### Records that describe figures
⟨
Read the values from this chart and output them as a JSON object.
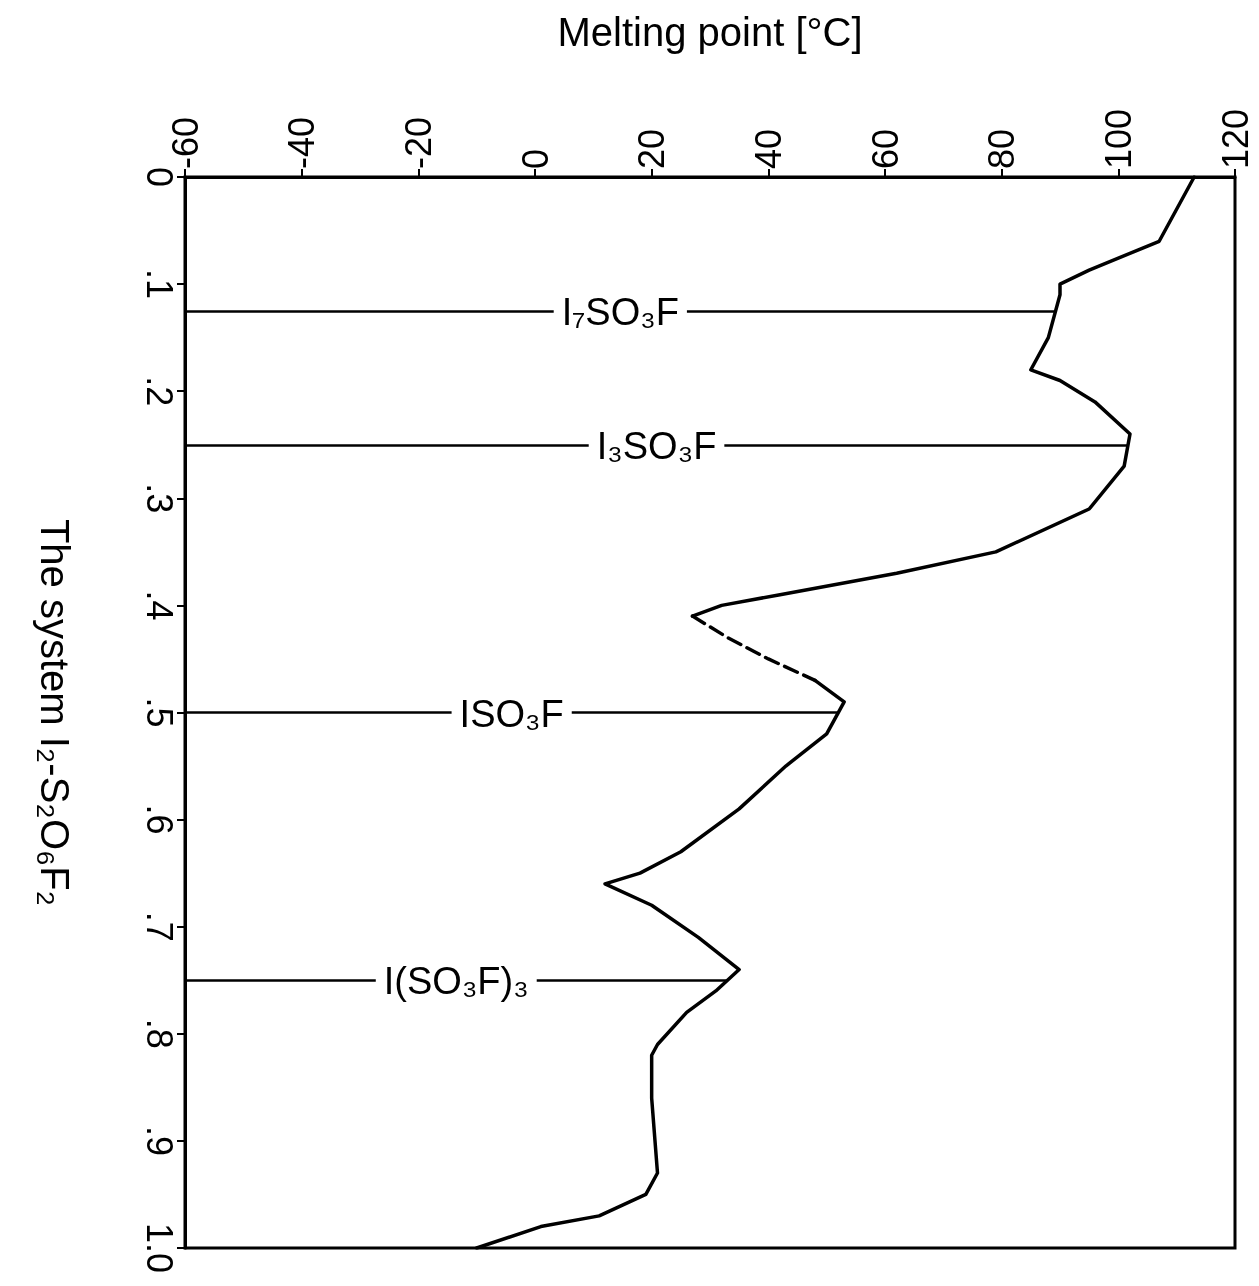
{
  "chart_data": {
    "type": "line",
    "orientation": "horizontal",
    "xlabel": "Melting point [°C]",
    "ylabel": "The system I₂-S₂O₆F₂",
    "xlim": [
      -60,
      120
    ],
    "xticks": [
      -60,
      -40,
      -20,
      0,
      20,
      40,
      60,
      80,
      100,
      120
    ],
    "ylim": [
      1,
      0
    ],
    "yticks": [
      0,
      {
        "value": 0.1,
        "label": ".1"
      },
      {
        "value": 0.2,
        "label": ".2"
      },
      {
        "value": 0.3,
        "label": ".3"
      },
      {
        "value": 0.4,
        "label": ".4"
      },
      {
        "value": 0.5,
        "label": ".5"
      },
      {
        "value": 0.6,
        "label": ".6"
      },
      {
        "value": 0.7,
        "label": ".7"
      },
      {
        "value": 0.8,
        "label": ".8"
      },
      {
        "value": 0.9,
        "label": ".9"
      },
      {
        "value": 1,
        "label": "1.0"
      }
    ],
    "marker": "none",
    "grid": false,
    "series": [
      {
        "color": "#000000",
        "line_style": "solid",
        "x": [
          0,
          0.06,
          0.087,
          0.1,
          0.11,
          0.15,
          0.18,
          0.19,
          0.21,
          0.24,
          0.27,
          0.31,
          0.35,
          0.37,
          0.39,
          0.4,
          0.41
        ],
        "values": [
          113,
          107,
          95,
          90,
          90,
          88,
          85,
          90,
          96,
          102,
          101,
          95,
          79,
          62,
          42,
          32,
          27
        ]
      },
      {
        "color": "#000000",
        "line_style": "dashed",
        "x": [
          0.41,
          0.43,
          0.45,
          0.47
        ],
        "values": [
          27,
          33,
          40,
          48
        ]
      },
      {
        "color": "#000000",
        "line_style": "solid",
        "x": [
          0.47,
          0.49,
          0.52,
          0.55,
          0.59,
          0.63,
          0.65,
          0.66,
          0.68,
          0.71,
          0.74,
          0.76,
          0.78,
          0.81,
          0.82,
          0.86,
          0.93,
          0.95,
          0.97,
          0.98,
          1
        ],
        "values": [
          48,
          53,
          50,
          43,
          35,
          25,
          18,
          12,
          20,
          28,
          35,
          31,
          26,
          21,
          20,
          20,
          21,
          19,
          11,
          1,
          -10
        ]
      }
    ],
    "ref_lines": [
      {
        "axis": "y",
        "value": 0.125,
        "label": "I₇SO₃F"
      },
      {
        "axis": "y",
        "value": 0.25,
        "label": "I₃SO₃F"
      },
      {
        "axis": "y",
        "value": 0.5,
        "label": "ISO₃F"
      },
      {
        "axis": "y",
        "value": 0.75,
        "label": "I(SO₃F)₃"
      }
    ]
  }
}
⟩
⟨
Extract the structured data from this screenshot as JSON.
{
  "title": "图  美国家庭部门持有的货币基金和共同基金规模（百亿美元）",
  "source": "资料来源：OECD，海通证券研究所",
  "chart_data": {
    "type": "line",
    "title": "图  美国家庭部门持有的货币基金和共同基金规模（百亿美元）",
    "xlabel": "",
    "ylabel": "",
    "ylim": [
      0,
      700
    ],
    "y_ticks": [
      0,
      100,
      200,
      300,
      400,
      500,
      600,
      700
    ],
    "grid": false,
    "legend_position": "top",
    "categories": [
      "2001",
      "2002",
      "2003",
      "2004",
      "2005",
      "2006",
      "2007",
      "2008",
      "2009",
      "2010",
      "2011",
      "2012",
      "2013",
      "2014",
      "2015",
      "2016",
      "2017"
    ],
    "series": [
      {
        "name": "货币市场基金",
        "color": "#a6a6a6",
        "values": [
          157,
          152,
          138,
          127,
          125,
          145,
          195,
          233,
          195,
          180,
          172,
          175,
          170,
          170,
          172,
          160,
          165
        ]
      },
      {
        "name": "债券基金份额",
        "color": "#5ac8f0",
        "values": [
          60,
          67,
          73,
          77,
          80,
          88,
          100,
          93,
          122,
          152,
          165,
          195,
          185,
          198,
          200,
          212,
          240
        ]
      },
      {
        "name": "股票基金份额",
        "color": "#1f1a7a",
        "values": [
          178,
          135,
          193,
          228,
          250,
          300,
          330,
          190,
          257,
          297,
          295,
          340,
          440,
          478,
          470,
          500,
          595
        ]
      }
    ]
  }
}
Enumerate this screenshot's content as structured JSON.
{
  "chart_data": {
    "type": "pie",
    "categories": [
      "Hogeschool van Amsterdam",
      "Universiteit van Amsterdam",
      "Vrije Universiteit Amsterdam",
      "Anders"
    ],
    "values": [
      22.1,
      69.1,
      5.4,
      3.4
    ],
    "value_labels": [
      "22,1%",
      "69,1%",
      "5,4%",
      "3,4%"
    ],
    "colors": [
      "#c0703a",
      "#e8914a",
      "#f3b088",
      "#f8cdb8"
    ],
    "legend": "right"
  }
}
⟩
### WORK TO DO
Return each line where "structured" shows up.

### SOLUTION FOR THIS TASK
Extract the structured data from this screenshot as JSON.
Enumerate this screenshot's content as structured JSON.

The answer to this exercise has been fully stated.